## What the task asks
Return each entry exactly, with none missing.

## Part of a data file

============================================================

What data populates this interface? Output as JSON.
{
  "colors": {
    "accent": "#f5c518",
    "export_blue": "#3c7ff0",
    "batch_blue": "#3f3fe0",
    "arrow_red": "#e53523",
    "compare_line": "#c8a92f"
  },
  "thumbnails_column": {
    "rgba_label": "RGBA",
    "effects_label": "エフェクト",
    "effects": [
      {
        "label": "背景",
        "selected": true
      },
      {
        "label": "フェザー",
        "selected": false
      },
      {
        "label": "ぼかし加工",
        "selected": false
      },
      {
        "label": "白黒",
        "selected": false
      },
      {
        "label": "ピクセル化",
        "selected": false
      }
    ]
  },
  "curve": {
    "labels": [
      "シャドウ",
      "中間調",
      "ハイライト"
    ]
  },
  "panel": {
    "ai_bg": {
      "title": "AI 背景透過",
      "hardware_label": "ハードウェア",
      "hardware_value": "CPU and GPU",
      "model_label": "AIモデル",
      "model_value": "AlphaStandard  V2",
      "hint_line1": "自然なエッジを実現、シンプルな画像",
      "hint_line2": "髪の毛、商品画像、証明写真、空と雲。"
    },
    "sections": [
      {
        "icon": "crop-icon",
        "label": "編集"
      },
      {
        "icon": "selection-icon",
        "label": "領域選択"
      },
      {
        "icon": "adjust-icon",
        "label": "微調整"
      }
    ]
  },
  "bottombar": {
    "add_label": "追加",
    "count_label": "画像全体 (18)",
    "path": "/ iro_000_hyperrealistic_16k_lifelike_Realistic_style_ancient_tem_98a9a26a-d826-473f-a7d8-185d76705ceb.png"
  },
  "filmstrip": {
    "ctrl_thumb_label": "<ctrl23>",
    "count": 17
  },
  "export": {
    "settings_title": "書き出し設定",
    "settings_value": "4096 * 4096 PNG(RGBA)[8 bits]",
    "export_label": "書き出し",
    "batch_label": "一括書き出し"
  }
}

============================================================

## Solution for this problem
What data populates this interface? Output as JSON.
{
  "colors": {
    "accent": "#f5c518",
    "export_blue": "#3c7ff0",
    "batch_blue": "#3f3fe0",
    "arrow_red": "#e53523",
    "compare_line": "#c8a92f"
  },
  "thumbnails_column": {
    "rgba_label": "RGBA",
    "effects_label": "エフェクト",
    "effects": [
      {
        "label": "背景",
        "selected": true
      },
      {
        "label": "フェザー",
        "selected": false
      },
      {
        "label": "ぼかし加工",
        "selected": false
      },
      {
        "label": "白黒",
        "selected": false
      },
      {
        "label": "ピクセル化",
        "selected": false
      }
    ]
  },
  "curve": {
    "labels": [
      "シャドウ",
      "中間調",
      "ハイライト"
    ]
  },
  "panel": {
    "ai_bg": {
      "title": "AI 背景透過",
      "hardware_label": "ハードウェア",
      "hardware_value": "CPU and GPU",
      "model_label": "AIモデル",
      "model_value": "AlphaStandard  V2",
      "hint_line1": "自然なエッジを実現、シンプルな画像",
      "hint_line2": "髪の毛、商品画像、証明写真、空と雲。"
    },
    "sections": [
      {
        "icon": "crop-icon",
        "label": "編集"
      },
      {
        "icon": "selection-icon",
        "label": "領域選択"
      },
      {
        "icon": "adjust-icon",
        "label": "微調整"
      }
    ]
  },
  "bottombar": {
    "add_label": "追加",
    "count_label": "画像全体 (18)",
    "path": "/ iro_000_hyperrealistic_16k_lifelike_Realistic_style_ancient_tem_98a9a26a-d826-473f-a7d8-185d76705ceb.png"
  },
  "filmstrip": {
    "ctrl_thumb_label": "<ctrl23>",
    "count": 17
  },
  "export": {
    "settings_title": "書き出し設定",
    "settings_value": "4096 * 4096 PNG(RGBA)[8 bits]",
    "export_label": "書き出し",
    "batch_label": "一括書き出し"
  }
}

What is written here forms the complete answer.